DATA SUPPLIED:
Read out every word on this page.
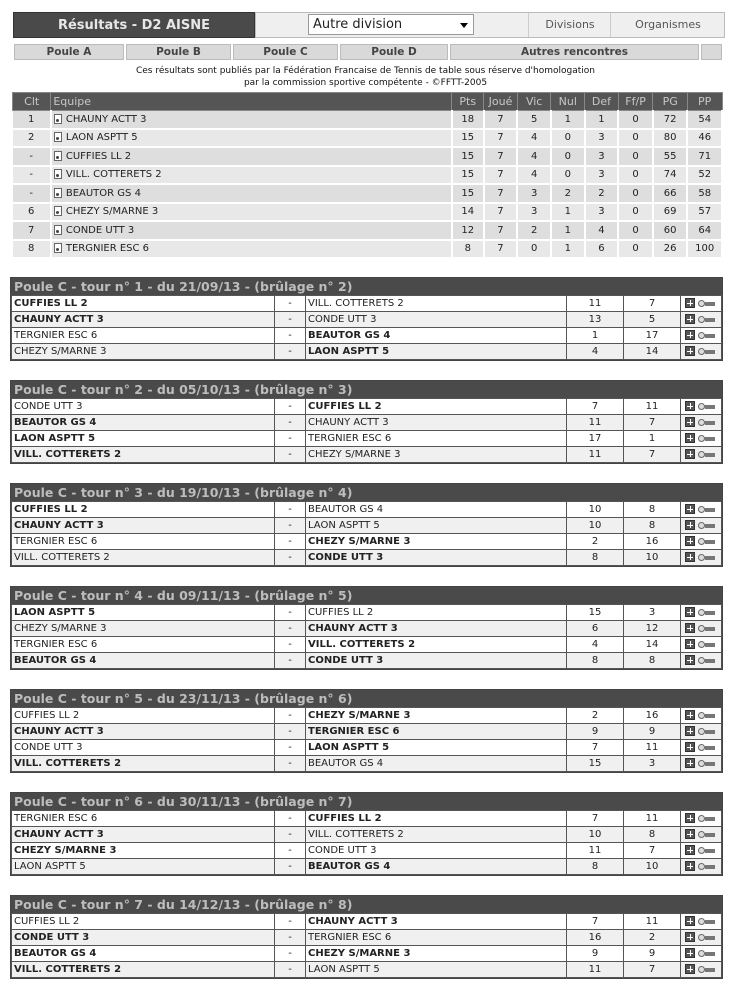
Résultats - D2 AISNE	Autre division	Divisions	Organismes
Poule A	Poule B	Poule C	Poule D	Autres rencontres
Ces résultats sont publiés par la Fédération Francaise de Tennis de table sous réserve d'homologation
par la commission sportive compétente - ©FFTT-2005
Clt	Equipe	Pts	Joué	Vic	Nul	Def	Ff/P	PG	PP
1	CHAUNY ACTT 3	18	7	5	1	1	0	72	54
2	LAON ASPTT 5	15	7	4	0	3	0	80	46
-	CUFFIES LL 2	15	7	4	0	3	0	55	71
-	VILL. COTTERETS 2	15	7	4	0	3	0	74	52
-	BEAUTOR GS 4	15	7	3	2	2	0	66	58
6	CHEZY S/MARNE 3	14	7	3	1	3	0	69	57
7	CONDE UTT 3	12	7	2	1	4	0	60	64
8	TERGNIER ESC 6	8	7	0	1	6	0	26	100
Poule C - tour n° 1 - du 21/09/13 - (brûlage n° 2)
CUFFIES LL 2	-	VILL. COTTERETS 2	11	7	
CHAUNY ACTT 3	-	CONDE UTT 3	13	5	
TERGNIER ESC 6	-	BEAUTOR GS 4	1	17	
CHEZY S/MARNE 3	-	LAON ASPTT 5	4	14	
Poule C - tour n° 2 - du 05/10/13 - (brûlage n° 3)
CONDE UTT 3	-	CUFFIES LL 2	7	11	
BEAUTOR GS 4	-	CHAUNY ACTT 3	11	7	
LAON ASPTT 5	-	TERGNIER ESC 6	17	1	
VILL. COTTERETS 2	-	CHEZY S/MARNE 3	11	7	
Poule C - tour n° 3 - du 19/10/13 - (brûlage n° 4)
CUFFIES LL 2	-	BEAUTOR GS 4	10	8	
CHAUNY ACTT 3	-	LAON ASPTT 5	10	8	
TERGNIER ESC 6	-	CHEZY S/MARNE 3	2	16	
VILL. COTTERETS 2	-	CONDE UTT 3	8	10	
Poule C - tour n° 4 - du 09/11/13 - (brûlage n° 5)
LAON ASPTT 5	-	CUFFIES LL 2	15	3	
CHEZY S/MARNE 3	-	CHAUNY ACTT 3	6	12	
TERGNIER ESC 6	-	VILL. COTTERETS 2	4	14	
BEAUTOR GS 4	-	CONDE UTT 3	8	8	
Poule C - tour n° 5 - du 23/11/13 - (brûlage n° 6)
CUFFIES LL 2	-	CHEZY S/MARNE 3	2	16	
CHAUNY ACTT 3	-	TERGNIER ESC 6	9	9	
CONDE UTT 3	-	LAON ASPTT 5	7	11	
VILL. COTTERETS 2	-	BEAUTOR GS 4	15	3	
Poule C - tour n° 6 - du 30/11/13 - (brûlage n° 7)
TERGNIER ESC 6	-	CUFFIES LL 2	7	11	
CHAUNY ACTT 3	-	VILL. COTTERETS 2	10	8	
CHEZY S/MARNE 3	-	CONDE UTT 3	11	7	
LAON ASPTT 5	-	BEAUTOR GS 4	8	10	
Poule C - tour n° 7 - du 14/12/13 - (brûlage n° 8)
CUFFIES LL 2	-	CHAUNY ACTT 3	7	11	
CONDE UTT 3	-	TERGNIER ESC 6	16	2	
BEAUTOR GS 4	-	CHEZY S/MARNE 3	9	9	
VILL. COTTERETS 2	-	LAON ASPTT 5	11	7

* * *

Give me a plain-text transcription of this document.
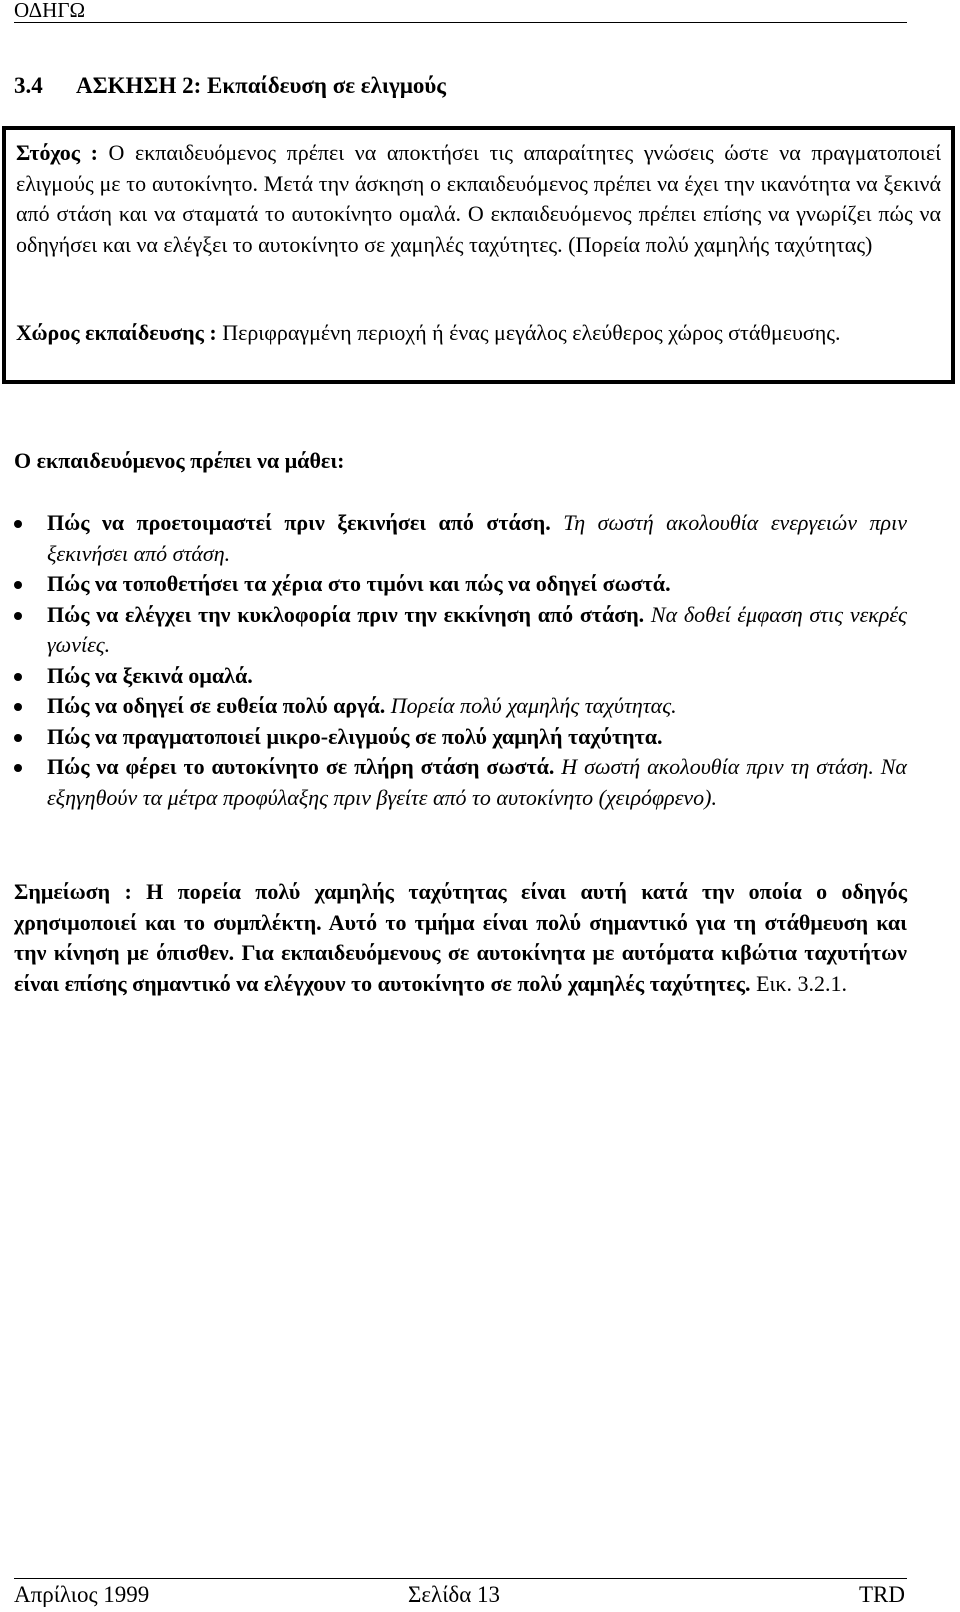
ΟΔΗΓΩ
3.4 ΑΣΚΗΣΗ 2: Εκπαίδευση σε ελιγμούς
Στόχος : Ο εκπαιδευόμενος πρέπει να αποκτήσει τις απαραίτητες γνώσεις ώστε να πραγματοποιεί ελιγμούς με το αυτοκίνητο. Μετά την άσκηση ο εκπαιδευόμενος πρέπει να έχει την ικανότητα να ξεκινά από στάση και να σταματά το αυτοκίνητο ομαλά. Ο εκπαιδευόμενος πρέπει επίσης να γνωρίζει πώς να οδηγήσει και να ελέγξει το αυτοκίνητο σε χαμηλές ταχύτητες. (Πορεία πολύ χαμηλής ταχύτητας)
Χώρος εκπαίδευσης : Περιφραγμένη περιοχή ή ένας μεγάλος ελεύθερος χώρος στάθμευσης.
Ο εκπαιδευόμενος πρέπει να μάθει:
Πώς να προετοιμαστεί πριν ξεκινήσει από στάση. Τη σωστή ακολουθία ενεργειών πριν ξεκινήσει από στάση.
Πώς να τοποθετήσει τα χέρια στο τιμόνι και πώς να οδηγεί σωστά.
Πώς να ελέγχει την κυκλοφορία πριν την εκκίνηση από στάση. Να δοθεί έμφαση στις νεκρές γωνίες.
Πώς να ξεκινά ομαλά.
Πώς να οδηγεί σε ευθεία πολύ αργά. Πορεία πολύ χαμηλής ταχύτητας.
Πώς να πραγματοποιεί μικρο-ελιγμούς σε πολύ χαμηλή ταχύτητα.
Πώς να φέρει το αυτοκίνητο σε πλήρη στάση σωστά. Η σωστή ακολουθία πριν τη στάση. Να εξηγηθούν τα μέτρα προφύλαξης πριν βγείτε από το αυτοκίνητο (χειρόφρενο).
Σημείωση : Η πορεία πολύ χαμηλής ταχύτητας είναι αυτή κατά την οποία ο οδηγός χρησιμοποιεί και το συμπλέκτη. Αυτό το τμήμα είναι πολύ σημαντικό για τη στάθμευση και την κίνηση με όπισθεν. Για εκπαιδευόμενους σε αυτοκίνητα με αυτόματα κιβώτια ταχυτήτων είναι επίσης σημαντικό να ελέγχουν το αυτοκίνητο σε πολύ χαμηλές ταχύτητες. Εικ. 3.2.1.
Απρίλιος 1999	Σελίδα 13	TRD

JOB: How many lines of the records contain the string "σωστά"? Respond with the number alone.

RESULT: 2